Share your dilemmas and get honest opinions from other Mumsnetters.

To want to celebrate my engagement

15 replies

Hellokitty82 · 17/08/2020 23:00

To cut a very long story short I'm 99% sure dp is about to pop the question!!! Some little clues and hints

However my brother and wife are divorcing

Is it insensitive to want to celebrate my engagement??

He's devastated they're early 40's and been together 22 years since university

OP posts:
AnneLovesGilbert · 17/08/2020 23:04

Are you jumping the gun a little?

Finfintytint · 17/08/2020 23:07

Why not wait and see?

angelikacpickles · 17/08/2020 23:08

YABU to want to celebrate an engagement that hasn't happened yet.

FudgeBrownie2019 · 17/08/2020 23:09

It's not insensitive to want to celebrate something lovely.

Your brothers devastation can't stop you celebrating your own relationship, just give him and hug and tell him you love him and you're sorry. Maybe don't hold the engagement party on his anniversary, though.

therhubarbbrothers · 17/08/2020 23:10

Think about it once you are engaged, it's too early to plan something that's not happened and may not happen.

AnneLovesGilbert · 17/08/2020 23:29

Have you and your man spoken about marriage?

Grapewrath · 17/08/2020 23:33

Maybe your boyfriend will think twice about the proposal in the current situation. Seems a bit insensitive to pop the question amid the announcement of a close relative announcing their divorce Hmm
You would not be unreasonable to want to celebrate should you actually get engaged but you would be unreasonable to assume your brother will be up for any kind of celebration

Popc0rn · 17/08/2020 23:38

I find it so bizarre that in 2020 it's the norm for women to still wait for "their man to pop the question".

misses the entire point of the OP

AnneLovesGilbert · 17/08/2020 23:39

@Popc0rn

I find it so bizarre that in 2020 it's the norm for women to still wait for "their man to pop the question".

misses the entire point of the OP

Indeed. Even more so when they ask another man for permission and/or if the couple already has children. But both are a common feature round these boards.
SemperIdem · 17/08/2020 23:45

It is fine to want to celebrate when it happens. Your brother’s sadness about his divorce probably won’t prevent him from being happy for you.

Hellokitty82 · 19/08/2020 12:42

We've spoken about it a lot have been together just over 10 years have 2 kids

I have a 99% idea he's going to ask as I caught him drawing round one of my rings I wear on my other ring finger and he asked our little girl to help him and she was sheepish 😂

And we go away next week he's booked us a luxury lodge with hot tub

We usually go camping 😂

But very worried about my brothers feelings think we might have to keep it secret!

OP posts:
ClickandForget · 19/08/2020 13:11

Been together ten years and have 2 kids. I doubt it will affect your brother adversely for you to celebrate deciding to get married.

ilovesooty · 19/08/2020 13:15

What sort of "celebration" were you planning?

MrsOldma · 19/08/2020 15:26

I’m sure your brother will be happy for you. I wouldn’t keep it a secret but when you tell him acknowledge that it’s crap timing and you understand if he feels weird about it.

Let us know when he proposes ;)

nikkylou · 19/08/2020 15:43

Definitely don't keep it secret.

You can celebrate how you choose. Although I would try and be a little sensitive that your brother may not quite feel the same sort of excitement.

How recent is their split? Fairly recently and he may feel you're showing off and rubbing all your loved-upness in his face.

So If you're wanting a party, I'd probably hold off, and just make a small announcement, say you want to take it all in, get stuff in order start planning, avoiding covid, before you get everyone together, even just so he doesn't feel like you're holding off for him..

If they split up a while ago (even if they have just started the divorce itself) then plan as you would. In the kindest way, some divorces can be long (and upsetting) but people can't put their life on hold and refuse to celebrate their own relationship developments.

• **Data shown**:
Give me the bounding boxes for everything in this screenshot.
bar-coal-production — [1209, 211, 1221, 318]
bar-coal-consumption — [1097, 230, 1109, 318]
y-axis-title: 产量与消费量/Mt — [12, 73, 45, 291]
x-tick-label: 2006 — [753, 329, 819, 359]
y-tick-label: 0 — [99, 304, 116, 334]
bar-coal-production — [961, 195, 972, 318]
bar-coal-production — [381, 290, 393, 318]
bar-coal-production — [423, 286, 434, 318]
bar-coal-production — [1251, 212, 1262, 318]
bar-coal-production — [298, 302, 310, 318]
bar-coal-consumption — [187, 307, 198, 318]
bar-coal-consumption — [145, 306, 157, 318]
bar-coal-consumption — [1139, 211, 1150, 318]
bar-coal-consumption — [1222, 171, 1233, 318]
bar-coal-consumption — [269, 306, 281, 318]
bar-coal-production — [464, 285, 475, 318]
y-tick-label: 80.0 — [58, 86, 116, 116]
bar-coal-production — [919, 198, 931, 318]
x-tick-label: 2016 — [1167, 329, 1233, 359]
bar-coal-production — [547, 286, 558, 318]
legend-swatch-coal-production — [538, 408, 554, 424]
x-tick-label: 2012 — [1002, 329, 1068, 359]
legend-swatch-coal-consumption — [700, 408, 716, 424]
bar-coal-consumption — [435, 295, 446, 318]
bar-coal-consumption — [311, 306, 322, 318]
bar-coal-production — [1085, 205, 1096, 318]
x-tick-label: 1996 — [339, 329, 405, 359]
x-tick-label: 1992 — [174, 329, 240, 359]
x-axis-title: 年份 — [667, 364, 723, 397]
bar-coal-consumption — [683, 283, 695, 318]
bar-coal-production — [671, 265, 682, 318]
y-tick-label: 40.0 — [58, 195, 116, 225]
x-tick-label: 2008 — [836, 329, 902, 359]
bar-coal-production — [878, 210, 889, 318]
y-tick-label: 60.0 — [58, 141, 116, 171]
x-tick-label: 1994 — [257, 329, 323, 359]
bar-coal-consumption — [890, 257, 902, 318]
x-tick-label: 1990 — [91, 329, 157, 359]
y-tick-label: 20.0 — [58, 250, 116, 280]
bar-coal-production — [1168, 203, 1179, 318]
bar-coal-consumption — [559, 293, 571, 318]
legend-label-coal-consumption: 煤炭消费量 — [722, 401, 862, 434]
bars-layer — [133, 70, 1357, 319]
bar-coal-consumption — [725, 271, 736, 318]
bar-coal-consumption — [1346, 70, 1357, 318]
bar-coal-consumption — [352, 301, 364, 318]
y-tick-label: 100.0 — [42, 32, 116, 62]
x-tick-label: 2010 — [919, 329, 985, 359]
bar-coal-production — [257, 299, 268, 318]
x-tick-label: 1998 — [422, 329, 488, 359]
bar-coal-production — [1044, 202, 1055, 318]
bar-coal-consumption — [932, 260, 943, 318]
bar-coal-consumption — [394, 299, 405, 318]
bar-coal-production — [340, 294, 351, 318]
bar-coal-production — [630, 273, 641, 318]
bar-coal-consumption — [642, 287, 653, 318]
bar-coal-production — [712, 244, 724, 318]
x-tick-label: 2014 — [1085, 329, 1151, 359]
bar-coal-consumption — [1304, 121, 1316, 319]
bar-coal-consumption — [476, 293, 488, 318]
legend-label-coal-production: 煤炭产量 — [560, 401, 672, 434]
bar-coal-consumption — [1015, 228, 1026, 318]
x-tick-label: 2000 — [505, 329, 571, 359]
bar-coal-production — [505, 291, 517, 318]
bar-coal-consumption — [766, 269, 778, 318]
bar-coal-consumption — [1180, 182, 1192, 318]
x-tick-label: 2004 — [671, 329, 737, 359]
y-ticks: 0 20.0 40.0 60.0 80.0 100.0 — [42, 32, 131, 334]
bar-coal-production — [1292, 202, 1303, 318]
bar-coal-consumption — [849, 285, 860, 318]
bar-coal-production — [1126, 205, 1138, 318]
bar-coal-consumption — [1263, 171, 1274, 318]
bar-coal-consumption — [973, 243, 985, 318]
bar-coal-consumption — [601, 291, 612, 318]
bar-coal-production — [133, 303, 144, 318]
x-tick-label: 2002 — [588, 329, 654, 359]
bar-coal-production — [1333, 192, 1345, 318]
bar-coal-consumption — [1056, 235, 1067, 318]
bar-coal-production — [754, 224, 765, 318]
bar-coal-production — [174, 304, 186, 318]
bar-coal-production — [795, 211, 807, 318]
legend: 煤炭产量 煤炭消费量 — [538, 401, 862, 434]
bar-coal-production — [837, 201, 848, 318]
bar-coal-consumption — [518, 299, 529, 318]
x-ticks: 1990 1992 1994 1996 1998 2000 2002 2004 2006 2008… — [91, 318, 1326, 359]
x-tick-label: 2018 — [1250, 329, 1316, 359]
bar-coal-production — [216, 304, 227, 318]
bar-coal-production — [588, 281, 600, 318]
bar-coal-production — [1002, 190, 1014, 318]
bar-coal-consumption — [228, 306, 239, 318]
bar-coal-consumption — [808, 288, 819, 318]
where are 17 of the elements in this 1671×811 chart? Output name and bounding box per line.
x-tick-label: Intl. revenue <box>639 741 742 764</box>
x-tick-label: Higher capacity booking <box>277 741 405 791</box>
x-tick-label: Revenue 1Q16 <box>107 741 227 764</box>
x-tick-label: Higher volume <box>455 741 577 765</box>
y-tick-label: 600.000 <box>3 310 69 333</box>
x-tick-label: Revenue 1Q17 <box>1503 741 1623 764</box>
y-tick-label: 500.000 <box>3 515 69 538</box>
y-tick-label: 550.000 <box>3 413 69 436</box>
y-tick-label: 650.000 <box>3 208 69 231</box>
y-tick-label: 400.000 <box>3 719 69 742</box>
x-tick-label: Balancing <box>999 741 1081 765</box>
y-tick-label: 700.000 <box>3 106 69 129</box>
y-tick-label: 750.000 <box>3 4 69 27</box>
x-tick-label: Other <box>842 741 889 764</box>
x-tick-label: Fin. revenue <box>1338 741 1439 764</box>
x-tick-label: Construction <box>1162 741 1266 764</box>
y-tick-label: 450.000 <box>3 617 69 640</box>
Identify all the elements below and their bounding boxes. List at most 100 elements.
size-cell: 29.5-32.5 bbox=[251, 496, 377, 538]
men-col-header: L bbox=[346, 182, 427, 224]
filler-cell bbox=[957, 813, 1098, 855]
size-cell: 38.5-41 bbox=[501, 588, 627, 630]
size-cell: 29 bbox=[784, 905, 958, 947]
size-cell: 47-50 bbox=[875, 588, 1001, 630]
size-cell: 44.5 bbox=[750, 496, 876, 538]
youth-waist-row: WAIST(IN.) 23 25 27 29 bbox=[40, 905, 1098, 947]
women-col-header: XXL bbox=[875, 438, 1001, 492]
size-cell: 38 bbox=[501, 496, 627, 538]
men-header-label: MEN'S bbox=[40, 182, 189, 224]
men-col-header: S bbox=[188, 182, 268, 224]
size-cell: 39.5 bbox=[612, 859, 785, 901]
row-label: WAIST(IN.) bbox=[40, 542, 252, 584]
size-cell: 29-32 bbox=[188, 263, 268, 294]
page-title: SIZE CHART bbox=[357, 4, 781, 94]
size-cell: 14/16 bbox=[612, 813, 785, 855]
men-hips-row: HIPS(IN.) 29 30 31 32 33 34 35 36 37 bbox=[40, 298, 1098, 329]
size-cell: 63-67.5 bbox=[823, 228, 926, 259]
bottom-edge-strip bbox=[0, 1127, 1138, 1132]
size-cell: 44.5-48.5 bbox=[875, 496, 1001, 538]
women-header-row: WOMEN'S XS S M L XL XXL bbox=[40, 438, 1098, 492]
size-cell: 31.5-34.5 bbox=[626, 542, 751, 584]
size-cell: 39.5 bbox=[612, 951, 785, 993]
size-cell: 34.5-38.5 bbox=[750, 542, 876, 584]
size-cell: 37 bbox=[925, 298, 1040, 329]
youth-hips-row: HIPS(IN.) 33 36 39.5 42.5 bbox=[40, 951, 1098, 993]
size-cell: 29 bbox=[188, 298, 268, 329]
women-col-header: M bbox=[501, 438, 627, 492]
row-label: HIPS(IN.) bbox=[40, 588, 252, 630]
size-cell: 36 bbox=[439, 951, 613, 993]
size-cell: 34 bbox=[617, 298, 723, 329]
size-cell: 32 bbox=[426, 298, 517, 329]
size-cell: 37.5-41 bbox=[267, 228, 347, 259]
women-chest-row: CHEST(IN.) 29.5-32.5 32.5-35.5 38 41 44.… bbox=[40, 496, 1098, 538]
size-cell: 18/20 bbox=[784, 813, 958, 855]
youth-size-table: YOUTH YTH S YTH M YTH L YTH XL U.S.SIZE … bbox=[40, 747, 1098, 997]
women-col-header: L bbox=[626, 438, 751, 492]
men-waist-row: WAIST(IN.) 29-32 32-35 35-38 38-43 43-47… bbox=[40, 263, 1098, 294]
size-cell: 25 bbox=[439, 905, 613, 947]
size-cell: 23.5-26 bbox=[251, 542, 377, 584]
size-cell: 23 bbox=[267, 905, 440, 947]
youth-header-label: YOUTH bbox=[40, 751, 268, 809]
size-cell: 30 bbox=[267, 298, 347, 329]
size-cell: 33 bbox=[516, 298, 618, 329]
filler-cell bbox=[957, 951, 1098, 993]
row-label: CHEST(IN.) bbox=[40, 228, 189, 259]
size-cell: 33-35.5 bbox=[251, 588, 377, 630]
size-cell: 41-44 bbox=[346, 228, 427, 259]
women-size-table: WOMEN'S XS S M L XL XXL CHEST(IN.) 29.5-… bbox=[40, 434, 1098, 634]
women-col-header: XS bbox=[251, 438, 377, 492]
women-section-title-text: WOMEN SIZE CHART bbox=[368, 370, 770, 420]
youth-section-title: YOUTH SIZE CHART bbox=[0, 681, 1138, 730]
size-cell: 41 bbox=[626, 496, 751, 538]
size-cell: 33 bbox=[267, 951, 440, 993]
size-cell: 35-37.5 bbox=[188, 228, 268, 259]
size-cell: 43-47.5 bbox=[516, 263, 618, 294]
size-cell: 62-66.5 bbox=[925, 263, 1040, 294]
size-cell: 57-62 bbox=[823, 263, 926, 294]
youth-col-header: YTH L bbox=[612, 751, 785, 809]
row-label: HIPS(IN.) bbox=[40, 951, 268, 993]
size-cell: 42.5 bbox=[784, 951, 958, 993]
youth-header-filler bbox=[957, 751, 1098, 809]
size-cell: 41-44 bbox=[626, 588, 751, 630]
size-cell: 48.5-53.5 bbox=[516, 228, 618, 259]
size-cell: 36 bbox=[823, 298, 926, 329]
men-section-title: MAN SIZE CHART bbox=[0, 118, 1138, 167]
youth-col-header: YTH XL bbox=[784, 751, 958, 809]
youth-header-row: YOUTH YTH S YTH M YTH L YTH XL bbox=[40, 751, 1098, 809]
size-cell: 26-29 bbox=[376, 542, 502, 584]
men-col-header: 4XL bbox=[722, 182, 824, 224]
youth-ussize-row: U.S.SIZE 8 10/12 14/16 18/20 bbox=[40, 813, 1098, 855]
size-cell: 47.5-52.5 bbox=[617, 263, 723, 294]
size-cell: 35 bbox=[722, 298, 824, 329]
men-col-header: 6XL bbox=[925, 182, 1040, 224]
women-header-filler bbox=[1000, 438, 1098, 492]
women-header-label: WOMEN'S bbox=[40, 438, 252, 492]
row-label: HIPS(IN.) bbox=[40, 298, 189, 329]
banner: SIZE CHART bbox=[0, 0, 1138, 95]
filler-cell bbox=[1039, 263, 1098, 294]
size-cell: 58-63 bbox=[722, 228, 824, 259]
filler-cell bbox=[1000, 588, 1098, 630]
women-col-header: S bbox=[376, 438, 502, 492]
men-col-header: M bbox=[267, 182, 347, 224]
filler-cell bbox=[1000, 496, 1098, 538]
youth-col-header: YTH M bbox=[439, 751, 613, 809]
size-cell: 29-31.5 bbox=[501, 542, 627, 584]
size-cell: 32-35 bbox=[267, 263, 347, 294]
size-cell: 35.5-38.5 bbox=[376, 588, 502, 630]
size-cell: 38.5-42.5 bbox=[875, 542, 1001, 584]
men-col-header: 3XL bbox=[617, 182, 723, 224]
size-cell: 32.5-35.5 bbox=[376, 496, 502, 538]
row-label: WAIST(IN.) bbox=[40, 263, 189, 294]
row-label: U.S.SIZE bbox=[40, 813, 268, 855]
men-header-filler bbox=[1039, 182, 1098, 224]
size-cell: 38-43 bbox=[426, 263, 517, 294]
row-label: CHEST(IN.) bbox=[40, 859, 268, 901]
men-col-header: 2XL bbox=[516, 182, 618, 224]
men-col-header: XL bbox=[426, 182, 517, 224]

• **Task**:
In the Mumsnet thread, why is the original poster 99% sure a proposal is coming? Answer in one to three sentences.

• **Completed exercise**:
The original poster caught their partner drawing around a ring they wear on their other ring finger, and their daughter, who had been asked to help, acted sheepish. The partner has also booked a luxury lodge with a hot tub for next week's trip, although they usually go camping.